## Start Dataset rows
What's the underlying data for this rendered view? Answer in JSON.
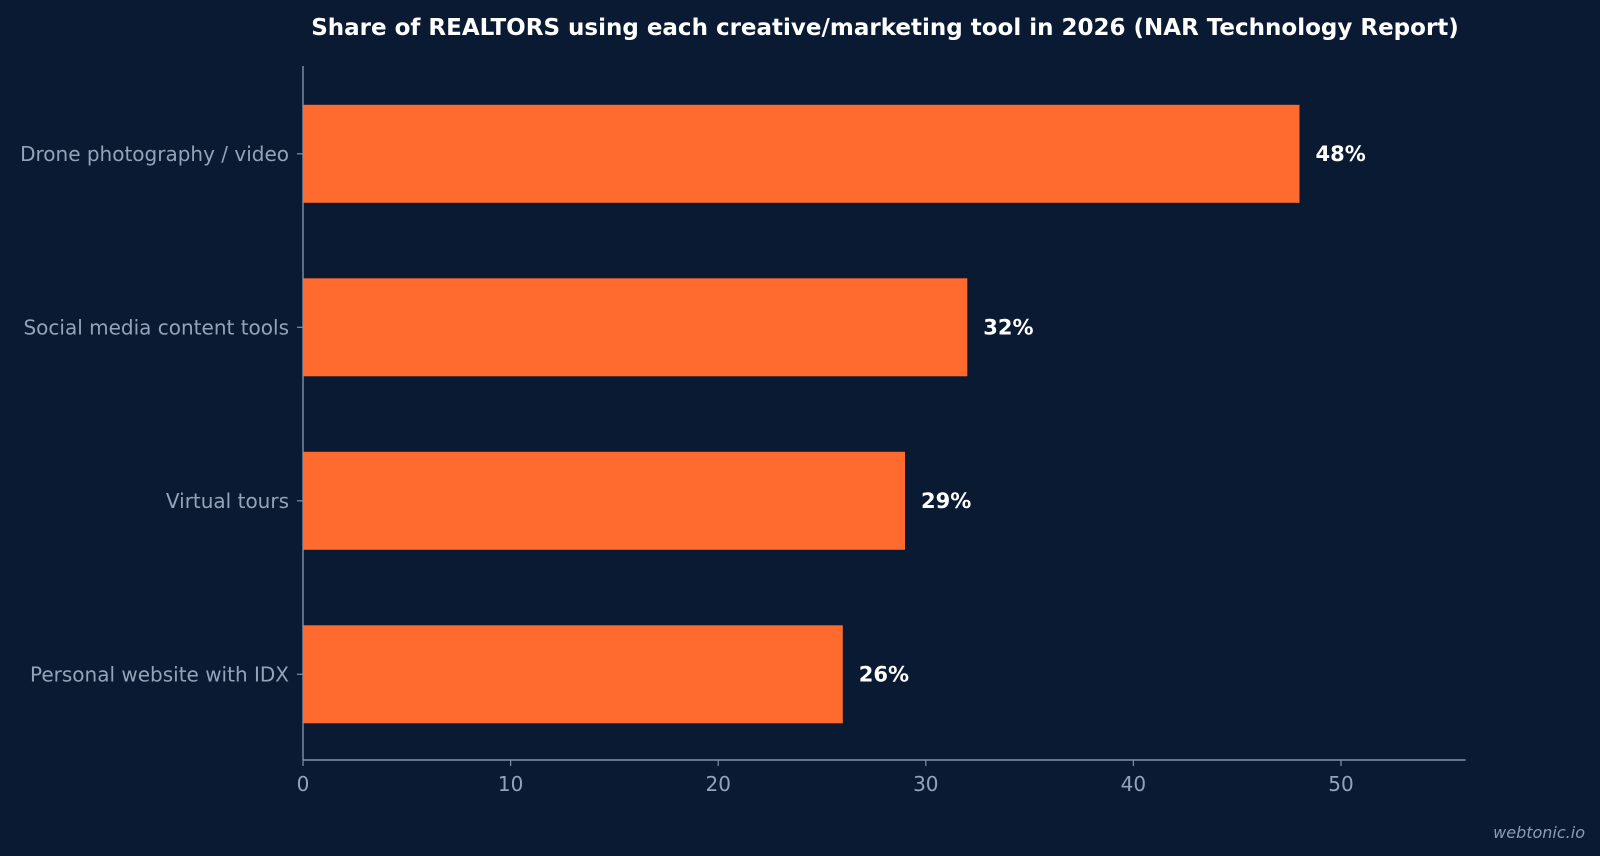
{
  "chart_data": {
    "type": "bar",
    "orientation": "horizontal",
    "title": "Share of REALTORS using each creative/marketing tool in 2026 (NAR Technology Report)",
    "xlabel": "",
    "ylabel": "",
    "categories": [
      "Drone photography / video",
      "Social media content tools",
      "Virtual tours",
      "Personal website with IDX"
    ],
    "values": [
      48,
      32,
      29,
      26
    ],
    "value_labels": [
      "48%",
      "32%",
      "29%",
      "26%"
    ],
    "xlim": [
      0,
      56
    ],
    "x_ticks": [
      0,
      10,
      20,
      30,
      40,
      50
    ],
    "x_tick_labels": [
      "0",
      "10",
      "20",
      "30",
      "40",
      "50"
    ],
    "grid": false,
    "legend": "none",
    "bar_color": "#ff6b2e",
    "background_color": "#0b1a33",
    "axis_color": "#8391a7"
  },
  "watermark": "webtonic.io"
}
## End Dataset rows
### What is being asked
Copy out the data above exactly, except the pictures.

### Result below
What's the underlying data for this rendered view? Answer in JSON.
{
  "chart_data": {
    "type": "bar",
    "orientation": "horizontal",
    "title": "Share of REALTORS using each creative/marketing tool in 2026 (NAR Technology Report)",
    "xlabel": "",
    "ylabel": "",
    "categories": [
      "Drone photography / video",
      "Social media content tools",
      "Virtual tours",
      "Personal website with IDX"
    ],
    "values": [
      48,
      32,
      29,
      26
    ],
    "value_labels": [
      "48%",
      "32%",
      "29%",
      "26%"
    ],
    "xlim": [
      0,
      56
    ],
    "x_ticks": [
      0,
      10,
      20,
      30,
      40,
      50
    ],
    "x_tick_labels": [
      "0",
      "10",
      "20",
      "30",
      "40",
      "50"
    ],
    "grid": false,
    "legend": "none",
    "bar_color": "#ff6b2e",
    "background_color": "#0b1a33",
    "axis_color": "#8391a7"
  },
  "watermark": "webtonic.io"
}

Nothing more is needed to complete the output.